What follows are records. Restate all of them word for word.
==== RECORDS PROVIDED
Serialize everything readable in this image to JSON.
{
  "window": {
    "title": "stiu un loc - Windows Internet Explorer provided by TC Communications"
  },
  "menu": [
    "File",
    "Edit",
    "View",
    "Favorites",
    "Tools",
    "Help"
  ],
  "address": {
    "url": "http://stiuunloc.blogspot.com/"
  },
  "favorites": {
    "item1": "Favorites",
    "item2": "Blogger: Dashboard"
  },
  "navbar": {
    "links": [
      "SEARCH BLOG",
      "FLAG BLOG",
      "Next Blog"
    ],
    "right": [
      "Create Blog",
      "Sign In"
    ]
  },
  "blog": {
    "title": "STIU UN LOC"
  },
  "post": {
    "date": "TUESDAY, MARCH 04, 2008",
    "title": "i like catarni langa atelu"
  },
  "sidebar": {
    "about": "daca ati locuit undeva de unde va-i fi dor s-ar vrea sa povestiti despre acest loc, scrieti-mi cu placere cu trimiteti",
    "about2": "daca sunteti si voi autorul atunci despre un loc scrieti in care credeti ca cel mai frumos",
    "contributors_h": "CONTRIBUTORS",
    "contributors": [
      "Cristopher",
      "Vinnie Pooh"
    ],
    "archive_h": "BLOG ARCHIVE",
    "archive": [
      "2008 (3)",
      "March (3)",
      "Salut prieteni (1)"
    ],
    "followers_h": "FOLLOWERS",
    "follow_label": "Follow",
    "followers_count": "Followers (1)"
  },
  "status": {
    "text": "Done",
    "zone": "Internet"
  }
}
========
__WRITTEN REPLY__:
Serialize everything readable in this image to JSON.
{
  "window": {
    "title": "stiu un loc - Windows Internet Explorer provided by TC Communications"
  },
  "menu": [
    "File",
    "Edit",
    "View",
    "Favorites",
    "Tools",
    "Help"
  ],
  "address": {
    "url": "http://stiuunloc.blogspot.com/"
  },
  "favorites": {
    "item1": "Favorites",
    "item2": "Blogger: Dashboard"
  },
  "navbar": {
    "links": [
      "SEARCH BLOG",
      "FLAG BLOG",
      "Next Blog"
    ],
    "right": [
      "Create Blog",
      "Sign In"
    ]
  },
  "blog": {
    "title": "STIU UN LOC"
  },
  "post": {
    "date": "TUESDAY, MARCH 04, 2008",
    "title": "i like catarni langa atelu"
  },
  "sidebar": {
    "about": "daca ati locuit undeva de unde va-i fi dor s-ar vrea sa povestiti despre acest loc, scrieti-mi cu placere cu trimiteti",
    "about2": "daca sunteti si voi autorul atunci despre un loc scrieti in care credeti ca cel mai frumos",
    "contributors_h": "CONTRIBUTORS",
    "contributors": [
      "Cristopher",
      "Vinnie Pooh"
    ],
    "archive_h": "BLOG ARCHIVE",
    "archive": [
      "2008 (3)",
      "March (3)",
      "Salut prieteni (1)"
    ],
    "followers_h": "FOLLOWERS",
    "follow_label": "Follow",
    "followers_count": "Followers (1)"
  },
  "status": {
    "text": "Done",
    "zone": "Internet"
  }
}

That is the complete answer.